**Set problem:** Return the entries below verbatim. Pictures stay out.

**Data for processing:**
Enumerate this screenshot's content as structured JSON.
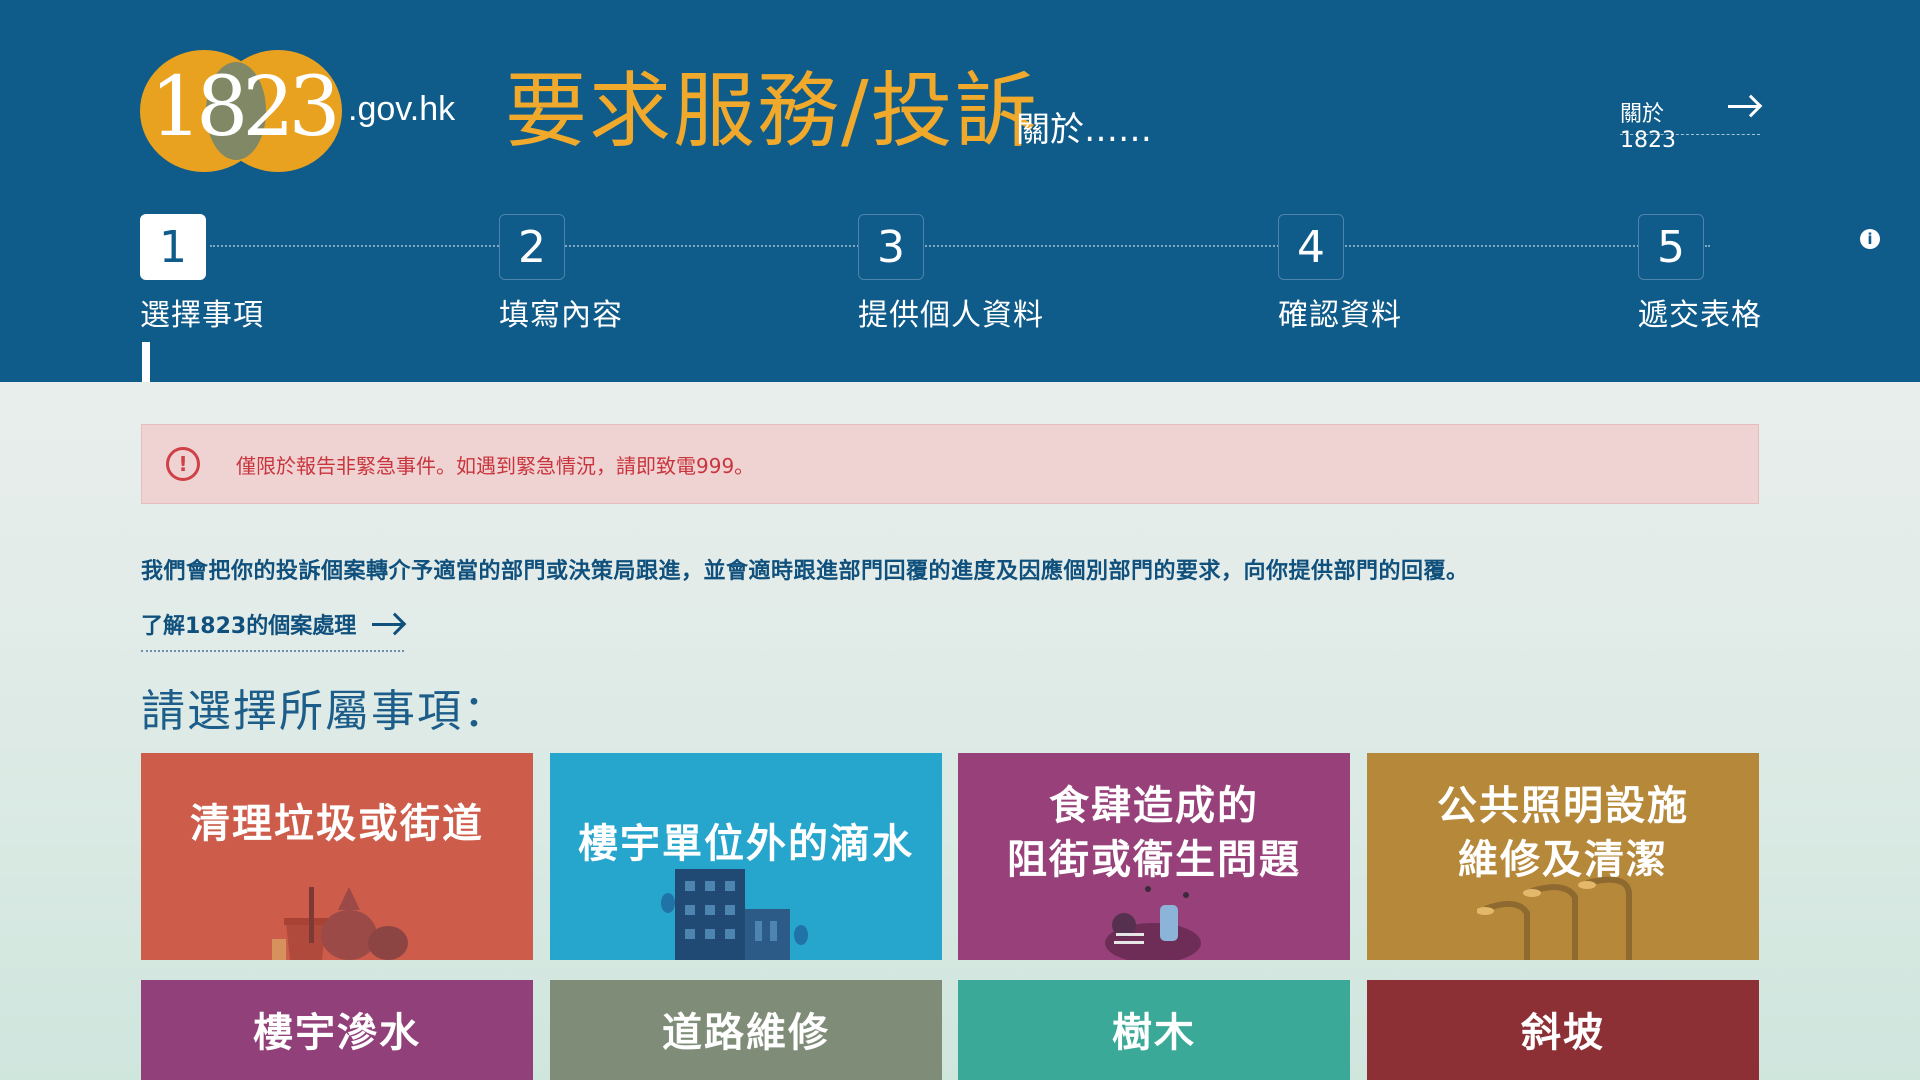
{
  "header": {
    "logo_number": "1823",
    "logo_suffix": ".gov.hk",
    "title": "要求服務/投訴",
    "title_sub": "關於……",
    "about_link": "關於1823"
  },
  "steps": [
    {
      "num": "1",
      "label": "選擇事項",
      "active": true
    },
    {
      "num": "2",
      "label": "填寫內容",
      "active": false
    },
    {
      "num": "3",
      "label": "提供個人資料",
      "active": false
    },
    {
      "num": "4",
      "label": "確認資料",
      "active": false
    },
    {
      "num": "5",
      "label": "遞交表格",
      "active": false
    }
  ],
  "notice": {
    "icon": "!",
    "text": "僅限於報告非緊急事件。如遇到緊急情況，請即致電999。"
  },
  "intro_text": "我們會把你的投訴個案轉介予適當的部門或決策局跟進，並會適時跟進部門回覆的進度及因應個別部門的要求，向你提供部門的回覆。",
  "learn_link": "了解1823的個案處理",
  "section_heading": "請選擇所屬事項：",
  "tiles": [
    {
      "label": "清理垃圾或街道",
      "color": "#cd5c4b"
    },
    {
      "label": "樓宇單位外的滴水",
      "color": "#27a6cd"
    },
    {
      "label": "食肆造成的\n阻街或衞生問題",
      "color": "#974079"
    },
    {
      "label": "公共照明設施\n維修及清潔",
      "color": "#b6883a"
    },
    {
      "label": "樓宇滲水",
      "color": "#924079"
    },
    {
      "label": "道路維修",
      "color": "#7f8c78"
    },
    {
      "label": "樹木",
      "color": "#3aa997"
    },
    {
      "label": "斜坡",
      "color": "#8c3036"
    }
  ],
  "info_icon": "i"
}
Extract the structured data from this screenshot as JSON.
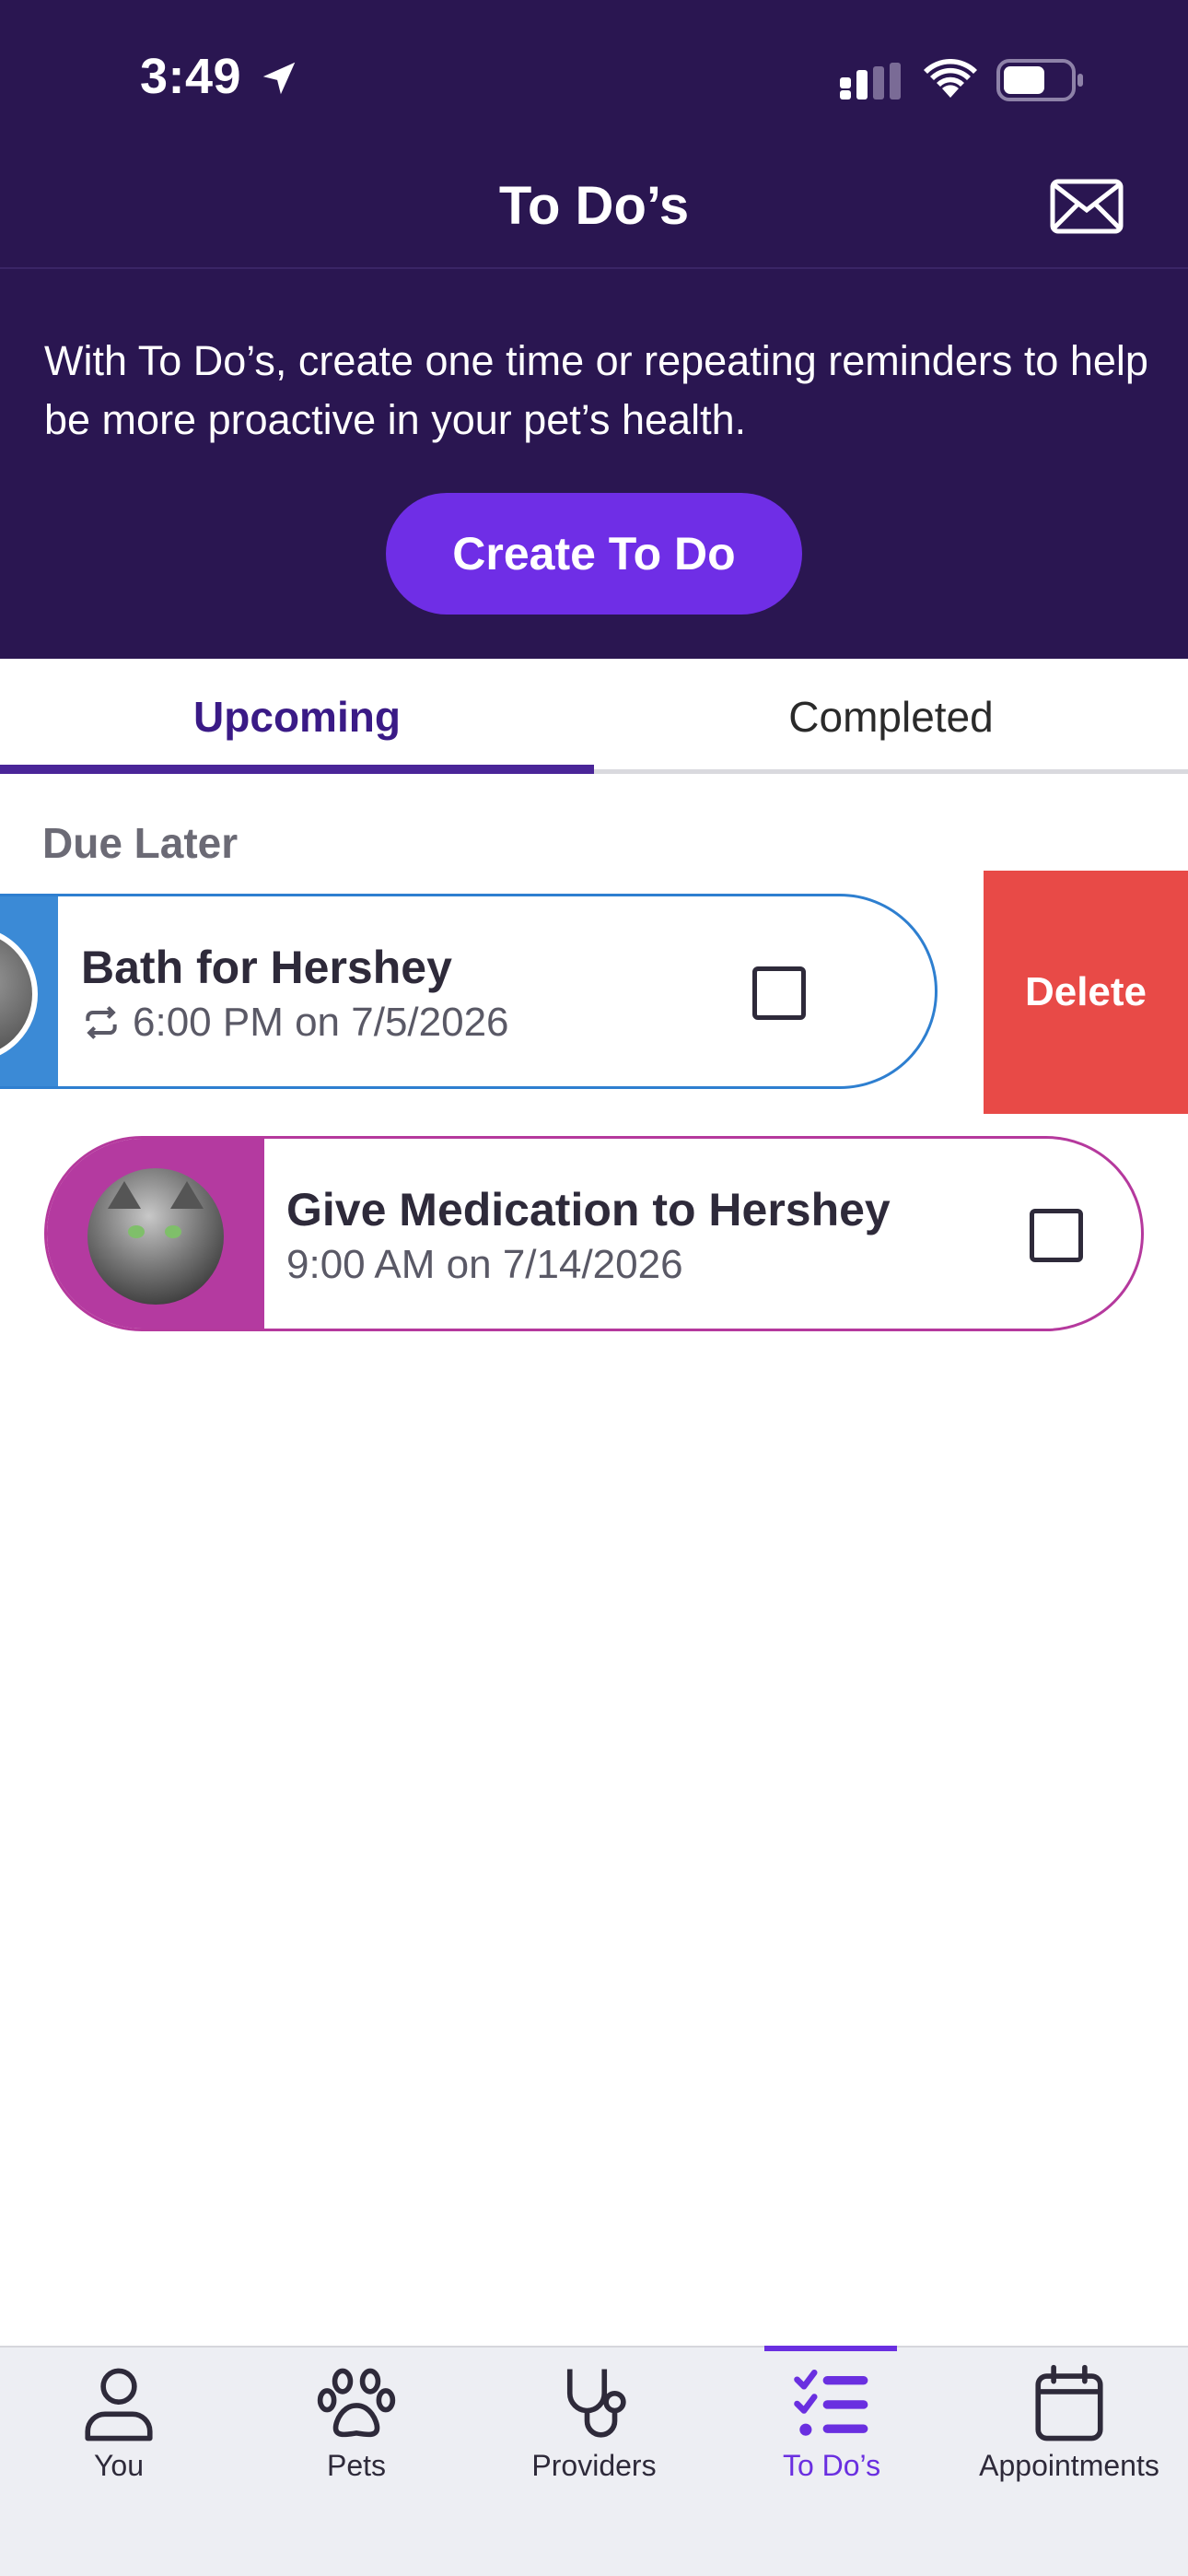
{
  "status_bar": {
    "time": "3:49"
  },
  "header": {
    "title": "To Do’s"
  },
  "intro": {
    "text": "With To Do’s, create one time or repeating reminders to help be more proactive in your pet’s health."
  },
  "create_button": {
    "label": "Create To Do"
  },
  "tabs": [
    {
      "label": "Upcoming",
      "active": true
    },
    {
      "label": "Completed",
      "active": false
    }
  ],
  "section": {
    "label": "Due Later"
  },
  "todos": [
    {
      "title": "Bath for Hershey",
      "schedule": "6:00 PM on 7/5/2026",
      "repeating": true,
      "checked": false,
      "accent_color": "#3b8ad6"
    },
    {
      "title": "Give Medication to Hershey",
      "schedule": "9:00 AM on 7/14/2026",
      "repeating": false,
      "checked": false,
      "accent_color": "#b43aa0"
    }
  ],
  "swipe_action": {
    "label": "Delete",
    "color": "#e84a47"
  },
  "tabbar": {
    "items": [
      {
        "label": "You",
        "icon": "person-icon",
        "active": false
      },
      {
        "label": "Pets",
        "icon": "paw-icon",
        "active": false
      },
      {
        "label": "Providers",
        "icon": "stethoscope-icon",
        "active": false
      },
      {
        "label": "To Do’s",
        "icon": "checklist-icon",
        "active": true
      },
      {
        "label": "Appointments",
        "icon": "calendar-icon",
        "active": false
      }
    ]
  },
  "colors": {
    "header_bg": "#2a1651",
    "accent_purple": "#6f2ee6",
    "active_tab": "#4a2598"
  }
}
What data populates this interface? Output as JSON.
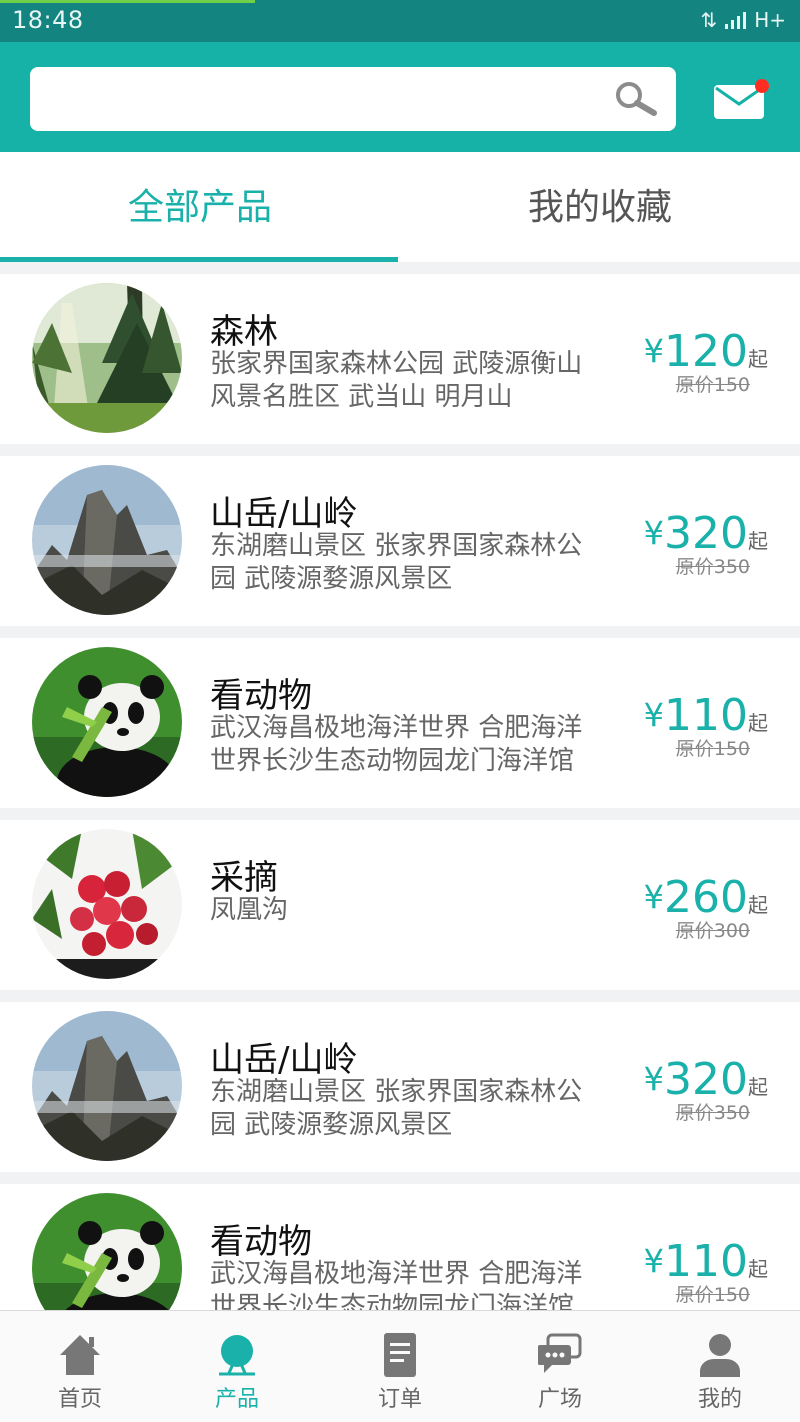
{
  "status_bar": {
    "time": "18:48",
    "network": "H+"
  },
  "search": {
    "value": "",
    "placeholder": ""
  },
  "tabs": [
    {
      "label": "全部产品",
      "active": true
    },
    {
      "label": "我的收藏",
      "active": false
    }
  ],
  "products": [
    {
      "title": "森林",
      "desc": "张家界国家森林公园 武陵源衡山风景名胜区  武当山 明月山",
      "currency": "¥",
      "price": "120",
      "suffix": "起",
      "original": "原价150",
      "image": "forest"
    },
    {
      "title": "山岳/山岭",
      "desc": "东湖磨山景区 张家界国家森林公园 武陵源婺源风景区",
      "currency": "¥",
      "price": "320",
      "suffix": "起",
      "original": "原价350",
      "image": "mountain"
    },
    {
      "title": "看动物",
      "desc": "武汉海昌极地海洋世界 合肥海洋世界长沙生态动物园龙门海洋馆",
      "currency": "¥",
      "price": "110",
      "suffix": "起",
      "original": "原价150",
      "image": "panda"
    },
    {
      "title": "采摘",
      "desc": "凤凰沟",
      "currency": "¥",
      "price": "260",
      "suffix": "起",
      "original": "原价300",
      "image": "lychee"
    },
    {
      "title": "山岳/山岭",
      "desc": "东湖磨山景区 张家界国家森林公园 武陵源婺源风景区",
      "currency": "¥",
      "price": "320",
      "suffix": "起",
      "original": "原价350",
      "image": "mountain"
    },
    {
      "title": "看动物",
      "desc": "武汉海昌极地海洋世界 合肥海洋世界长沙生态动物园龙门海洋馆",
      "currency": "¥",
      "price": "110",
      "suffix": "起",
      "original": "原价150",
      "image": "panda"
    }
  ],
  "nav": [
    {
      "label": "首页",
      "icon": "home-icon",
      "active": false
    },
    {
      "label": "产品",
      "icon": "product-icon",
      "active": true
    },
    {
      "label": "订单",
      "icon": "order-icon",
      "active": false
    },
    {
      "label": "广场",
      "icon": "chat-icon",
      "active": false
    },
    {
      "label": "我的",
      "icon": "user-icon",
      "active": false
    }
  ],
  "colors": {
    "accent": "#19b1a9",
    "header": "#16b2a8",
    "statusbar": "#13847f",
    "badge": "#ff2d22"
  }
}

**Task output:**
Enumerate this screenshot's content as structured JSON.
{
  "header": {
    "logo_number": "1823",
    "logo_suffix": ".gov.hk",
    "title": "要求服務/投訴",
    "title_sub": "關於……",
    "about_link": "關於1823"
  },
  "steps": [
    {
      "num": "1",
      "label": "選擇事項",
      "active": true
    },
    {
      "num": "2",
      "label": "填寫內容",
      "active": false
    },
    {
      "num": "3",
      "label": "提供個人資料",
      "active": false
    },
    {
      "num": "4",
      "label": "確認資料",
      "active": false
    },
    {
      "num": "5",
      "label": "遞交表格",
      "active": false
    }
  ],
  "notice": {
    "icon": "!",
    "text": "僅限於報告非緊急事件。如遇到緊急情況，請即致電999。"
  },
  "intro_text": "我們會把你的投訴個案轉介予適當的部門或決策局跟進，並會適時跟進部門回覆的進度及因應個別部門的要求，向你提供部門的回覆。",
  "learn_link": "了解1823的個案處理",
  "section_heading": "請選擇所屬事項：",
  "tiles": [
    {
      "label": "清理垃圾或街道",
      "color": "#cd5c4b"
    },
    {
      "label": "樓宇單位外的滴水",
      "color": "#27a6cd"
    },
    {
      "label": "食肆造成的\n阻街或衞生問題",
      "color": "#974079"
    },
    {
      "label": "公共照明設施\n維修及清潔",
      "color": "#b6883a"
    },
    {
      "label": "樓宇滲水",
      "color": "#924079"
    },
    {
      "label": "道路維修",
      "color": "#7f8c78"
    },
    {
      "label": "樹木",
      "color": "#3aa997"
    },
    {
      "label": "斜坡",
      "color": "#8c3036"
    }
  ],
  "info_icon": "i"
}
Extract the structured data from this screenshot as JSON.
{
  "status_bar": {
    "time": "3:49"
  },
  "header": {
    "title": "To Do’s"
  },
  "intro": {
    "text": "With To Do’s, create one time or repeating reminders to help be more proactive in your pet’s health."
  },
  "create_button": {
    "label": "Create To Do"
  },
  "tabs": [
    {
      "label": "Upcoming",
      "active": true
    },
    {
      "label": "Completed",
      "active": false
    }
  ],
  "section": {
    "label": "Due Later"
  },
  "todos": [
    {
      "title": "Bath for Hershey",
      "schedule": "6:00 PM on 7/5/2026",
      "repeating": true,
      "checked": false,
      "accent_color": "#3b8ad6"
    },
    {
      "title": "Give Medication to Hershey",
      "schedule": "9:00 AM on 7/14/2026",
      "repeating": false,
      "checked": false,
      "accent_color": "#b43aa0"
    }
  ],
  "swipe_action": {
    "label": "Delete",
    "color": "#e84a47"
  },
  "tabbar": {
    "items": [
      {
        "label": "You",
        "icon": "person-icon",
        "active": false
      },
      {
        "label": "Pets",
        "icon": "paw-icon",
        "active": false
      },
      {
        "label": "Providers",
        "icon": "stethoscope-icon",
        "active": false
      },
      {
        "label": "To Do’s",
        "icon": "checklist-icon",
        "active": true
      },
      {
        "label": "Appointments",
        "icon": "calendar-icon",
        "active": false
      }
    ]
  },
  "colors": {
    "header_bg": "#2a1651",
    "accent_purple": "#6f2ee6",
    "active_tab": "#4a2598"
  }
}
What data populates this interface? Output as JSON.
{
  "status_bar": {
    "time": "18:48",
    "network": "H+"
  },
  "search": {
    "value": "",
    "placeholder": ""
  },
  "tabs": [
    {
      "label": "全部产品",
      "active": true
    },
    {
      "label": "我的收藏",
      "active": false
    }
  ],
  "products": [
    {
      "title": "森林",
      "desc": "张家界国家森林公园 武陵源衡山风景名胜区  武当山 明月山",
      "currency": "¥",
      "price": "120",
      "suffix": "起",
      "original": "原价150",
      "image": "forest"
    },
    {
      "title": "山岳/山岭",
      "desc": "东湖磨山景区 张家界国家森林公园 武陵源婺源风景区",
      "currency": "¥",
      "price": "320",
      "suffix": "起",
      "original": "原价350",
      "image": "mountain"
    },
    {
      "title": "看动物",
      "desc": "武汉海昌极地海洋世界 合肥海洋世界长沙生态动物园龙门海洋馆",
      "currency": "¥",
      "price": "110",
      "suffix": "起",
      "original": "原价150",
      "image": "panda"
    },
    {
      "title": "采摘",
      "desc": "凤凰沟",
      "currency": "¥",
      "price": "260",
      "suffix": "起",
      "original": "原价300",
      "image": "lychee"
    },
    {
      "title": "山岳/山岭",
      "desc": "东湖磨山景区 张家界国家森林公园 武陵源婺源风景区",
      "currency": "¥",
      "price": "320",
      "suffix": "起",
      "original": "原价350",
      "image": "mountain"
    },
    {
      "title": "看动物",
      "desc": "武汉海昌极地海洋世界 合肥海洋世界长沙生态动物园龙门海洋馆",
      "currency": "¥",
      "price": "110",
      "suffix": "起",
      "original": "原价150",
      "image": "panda"
    }
  ],
  "nav": [
    {
      "label": "首页",
      "icon": "home-icon",
      "active": false
    },
    {
      "label": "产品",
      "icon": "product-icon",
      "active": true
    },
    {
      "label": "订单",
      "icon": "order-icon",
      "active": false
    },
    {
      "label": "广场",
      "icon": "chat-icon",
      "active": false
    },
    {
      "label": "我的",
      "icon": "user-icon",
      "active": false
    }
  ],
  "colors": {
    "accent": "#19b1a9",
    "header": "#16b2a8",
    "statusbar": "#13847f",
    "badge": "#ff2d22"
  }
}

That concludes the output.